How Epic & ILM’s John Knoll Tried to Recreate the Moon Landing for Microsoft’s Build 2019 Keynote

In the end, it wasn’t meant to be. Microsoft had pulled out all the stops for its Build 2019 developer conference keynote Monday morning. The company had partnered with Epic Games and Industrial Light & Magic chief creative officer John Knoll for a hugely ambitious demo of its Hololens 2 headset that aimed to recreate the Apollo 11 moon landing, 50 years after the fact, in mixed reality.

All had worked out well during multiple rehearsals over the last few days. But when Knoll and science journalist and “Man on the Moon” author Andrew Chaikin were set to go on stage Monday, the demo just didn’t run. Microsoft stalled by extending its pre-show ImagineCup competition until the show’s moderator couldn’t think of any more questions to ask. Then Knoll and Chaikin went on stage, giving it more go — and the mixed reality overlays simply refused to appear.

Knoll and Chaikin during a May 5 rehearsal for the demo.

“Well, it seems that doing a live demo is actually harder than landing on the moon,” Chaikin quipped, and the duo walked off stage.
====
> [Job 1]
Answer these about the article on the Build 2019 moon landing demo:
(a) Which headset was the demo meant to show off?
(b) What did Microsoft extend to stall when the demo wouldn't run?
(c) According to Chaikin's quip, doing a live demo is harder than what?
The article and the entries have no connection to each other.
====
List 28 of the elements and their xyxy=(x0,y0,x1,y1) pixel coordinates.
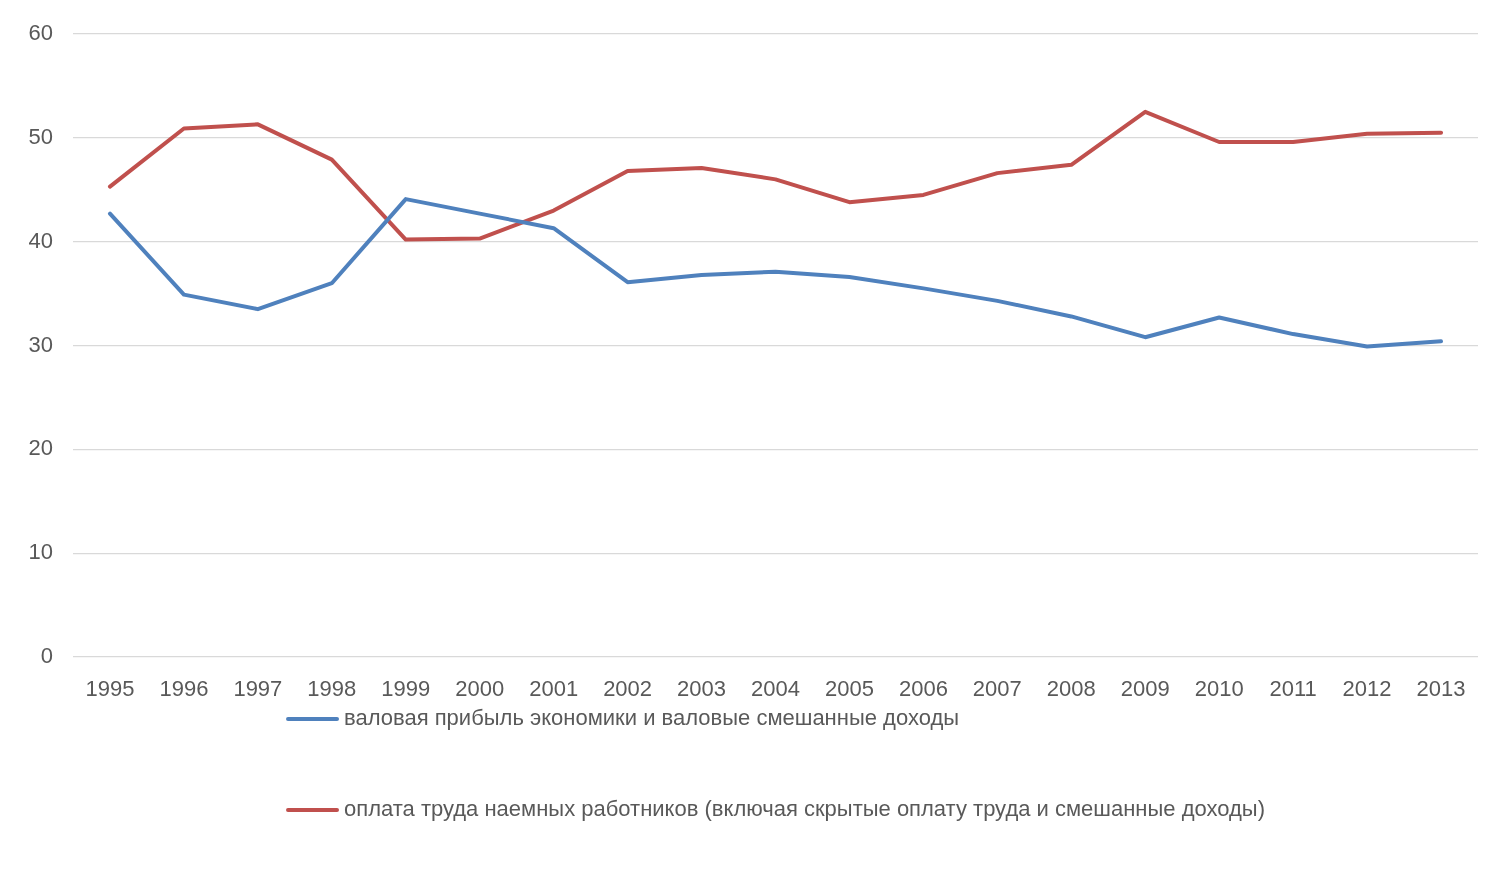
y-tick-label: 60 xyxy=(28,20,53,46)
x-tick-label: 1996 xyxy=(159,676,209,702)
x-tick-label: 2005 xyxy=(824,676,874,702)
legend-label: валовая прибыль экономики и валовые смешанные доходы xyxy=(344,705,960,731)
x-tick-label: 2004 xyxy=(751,676,800,702)
y-tick-label: 40 xyxy=(28,227,53,253)
x-tick-label: 1995 xyxy=(85,676,135,702)
x-tick-label: 2000 xyxy=(455,676,505,702)
y-tick-label: 0 xyxy=(40,643,53,669)
y-tick-label: 50 xyxy=(28,123,53,149)
x-tick-label: 2013 xyxy=(1416,676,1466,702)
legend-label: оплата труда наемных работников (включая скрытые оплату труда и смешанные доходы) xyxy=(344,796,1265,822)
x-tick-label: 2010 xyxy=(1194,676,1244,702)
x-tick-label: 2002 xyxy=(603,676,653,702)
y-tick-label: 20 xyxy=(28,435,53,461)
y-tick-label: 10 xyxy=(28,539,53,565)
x-tick-label: 2003 xyxy=(677,676,727,702)
x-tick-label: 1998 xyxy=(307,676,357,702)
x-tick-label: 2009 xyxy=(1120,676,1170,702)
x-tick-label: 2008 xyxy=(1046,676,1096,702)
x-tick-label: 2011 xyxy=(1269,676,1317,702)
y-tick-label: 30 xyxy=(28,331,53,357)
x-tick-label: 1999 xyxy=(381,676,431,702)
x-tick-label: 1997 xyxy=(233,676,283,702)
x-tick-label: 2001 xyxy=(529,676,579,702)
x-tick-label: 2012 xyxy=(1342,676,1392,702)
x-tick-label: 2007 xyxy=(972,676,1022,702)
x-tick-label: 2006 xyxy=(898,676,948,702)
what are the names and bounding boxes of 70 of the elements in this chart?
====
> [Job 2] Retype all the entries above line for line, leaving out the pictures.

> [Written reply 1]
(a) The Hololens 2.
(b) Its pre-show ImagineCup competition.
(c) Landing on the moon.

> [Written reply 2]
List 28 of the elements and their xyxy=(x0,y0,x1,y1) pixel coordinates.
y-tick-label: 60 xyxy=(28,20,53,46)
x-tick-label: 1996 xyxy=(159,676,209,702)
x-tick-label: 2005 xyxy=(824,676,874,702)
legend-label: валовая прибыль экономики и валовые смешанные доходы xyxy=(344,705,960,731)
x-tick-label: 2004 xyxy=(751,676,800,702)
y-tick-label: 40 xyxy=(28,227,53,253)
x-tick-label: 1995 xyxy=(85,676,135,702)
x-tick-label: 2000 xyxy=(455,676,505,702)
y-tick-label: 0 xyxy=(40,643,53,669)
y-tick-label: 50 xyxy=(28,123,53,149)
x-tick-label: 2013 xyxy=(1416,676,1466,702)
legend-label: оплата труда наемных работников (включая скрытые оплату труда и смешанные доходы) xyxy=(344,796,1265,822)
x-tick-label: 2010 xyxy=(1194,676,1244,702)
x-tick-label: 2002 xyxy=(603,676,653,702)
y-tick-label: 20 xyxy=(28,435,53,461)
y-tick-label: 10 xyxy=(28,539,53,565)
x-tick-label: 2003 xyxy=(677,676,727,702)
x-tick-label: 1998 xyxy=(307,676,357,702)
x-tick-label: 2009 xyxy=(1120,676,1170,702)
x-tick-label: 2008 xyxy=(1046,676,1096,702)
x-tick-label: 2011 xyxy=(1269,676,1317,702)
y-tick-label: 30 xyxy=(28,331,53,357)
x-tick-label: 1999 xyxy=(381,676,431,702)
x-tick-label: 1997 xyxy=(233,676,283,702)
x-tick-label: 2001 xyxy=(529,676,579,702)
x-tick-label: 2012 xyxy=(1342,676,1392,702)
x-tick-label: 2007 xyxy=(972,676,1022,702)
x-tick-label: 2006 xyxy=(898,676,948,702)
what are the names and bounding boxes of 70 of the elements in this chart?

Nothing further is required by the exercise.